Check each line of the data below for the word "MyPos", then extract the ones that have it.

* * * * *

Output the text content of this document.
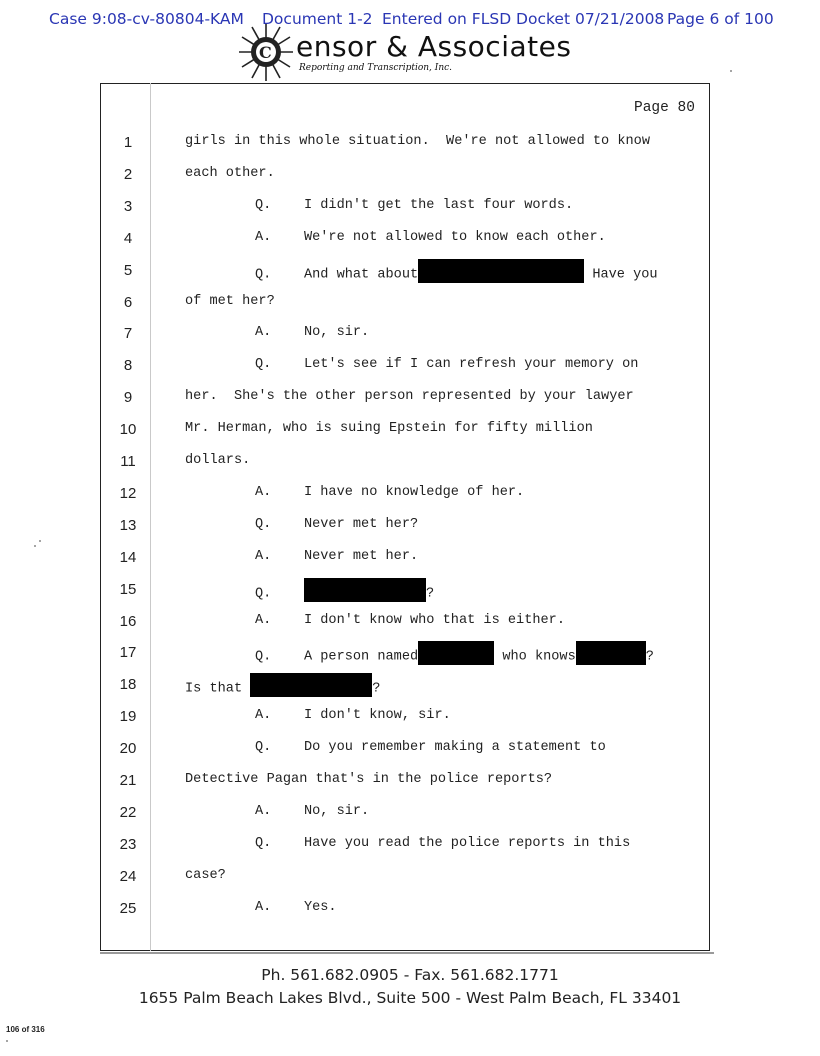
Case 9:08-cv-80804-KAM Document 1-2 Entered on FLSD Docket 07/21/2008 Page 6 of 100
C ensor & Associates
Reporting and Transcription, Inc.
Page 80
1	girls in this whole situation.  We're not allowed to know
2	each other.
3	Q.    I didn't get the last four words.
4	A.    We're not allowed to know each other.
5	Q.    And what about	Have you
6	of met her?
7	A.    No, sir.
8	Q.    Let's see if I can refresh your memory on
9	her.  She's the other person represented by your lawyer
10	Mr. Herman, who is suing Epstein for fifty million
11	dollars.
12	A.    I have no knowledge of her.
13	Q.    Never met her?
14	A.    Never met her.
15	Q.	?
16	A.    I don't know who that is either.
17	Q.    A person named	who knows	?
18	Is that	?
19	A.    I don't know, sir.
20	Q.    Do you remember making a statement to
21	Detective Pagan that's in the police reports?
22	A.    No, sir.
23	Q.    Have you read the police reports in this
24	case?
25	A.    Yes.
Ph. 561.682.0905 - Fax. 561.682.1771
1655 Palm Beach Lakes Blvd., Suite 500 - West Palm Beach, FL 33401
106 of 316
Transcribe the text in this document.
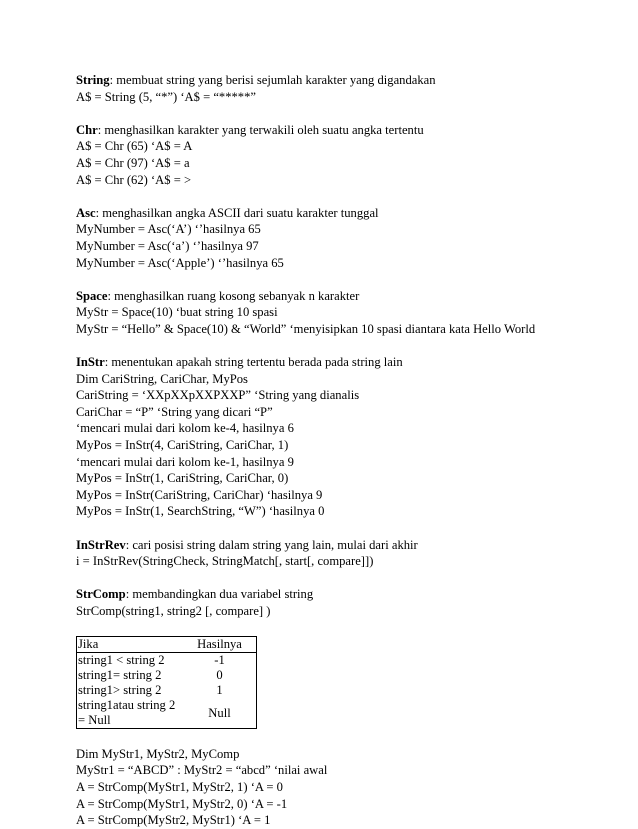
String: membuat string yang berisi sejumlah karakter yang digandakan
A$ = String (5, “*”) ‘A$ = “*****”
Chr: menghasilkan karakter yang terwakili oleh suatu angka tertentu
A$ = Chr (65) ‘A$ = A
A$ = Chr (97) ‘A$ = a
A$ = Chr (62) ‘A$ = >
Asc: menghasilkan angka ASCII dari suatu karakter tunggal
MyNumber = Asc(‘A’) ‘’hasilnya 65
MyNumber = Asc(‘a’) ‘’hasilnya 97
MyNumber = Asc(‘Apple’) ‘’hasilnya 65
Space: menghasilkan ruang kosong sebanyak n karakter
MyStr = Space(10) ‘buat string 10 spasi
MyStr = “Hello” & Space(10) & “World” ‘menyisipkan 10 spasi diantara kata Hello World
InStr: menentukan apakah string tertentu berada pada string lain
Dim CariString, CariChar, MyPos
CariString = ‘XXpXXpXXPXXP” ‘String yang dianalis
CariChar = “P” ‘String yang dicari “P”
‘mencari mulai dari kolom ke-4, hasilnya 6
MyPos = InStr(4, CariString, CariChar, 1)
‘mencari mulai dari kolom ke-1, hasilnya 9
MyPos = InStr(1, CariString, CariChar, 0)
MyPos = InStr(CariString, CariChar) ‘hasilnya 9
MyPos = InStr(1, SearchString, “W”) ‘hasilnya 0
InStrRev: cari posisi string dalam string yang lain, mulai dari akhir
i = InStrRev(StringCheck, StringMatch[, start[, compare]])
StrComp: membandingkan dua variabel string
StrComp(string1, string2 [, compare] )
Jika	Hasilnya
string1 < string 2	-1
string1= string 2	0
string1> string 2	1
string1atau string 2 = Null	Null
Dim MyStr1, MyStr2, MyComp
MyStr1 = “ABCD” : MyStr2 = “abcd” ‘nilai awal
A = StrComp(MyStr1, MyStr2, 1) ‘A = 0
A = StrComp(MyStr1, MyStr2, 0) ‘A = -1
A = StrComp(MyStr2, MyStr1) ‘A = 1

* * * * *

● **Result of the task**:
Dim CariString, CariChar, MyPos
MyPos = InStr(4, CariString, CariChar, 1)
MyPos = InStr(1, CariString, CariChar, 0)
MyPos = InStr(CariString, CariChar) ‘hasilnya 9
MyPos = InStr(1, SearchString, “W”) ‘hasilnya 0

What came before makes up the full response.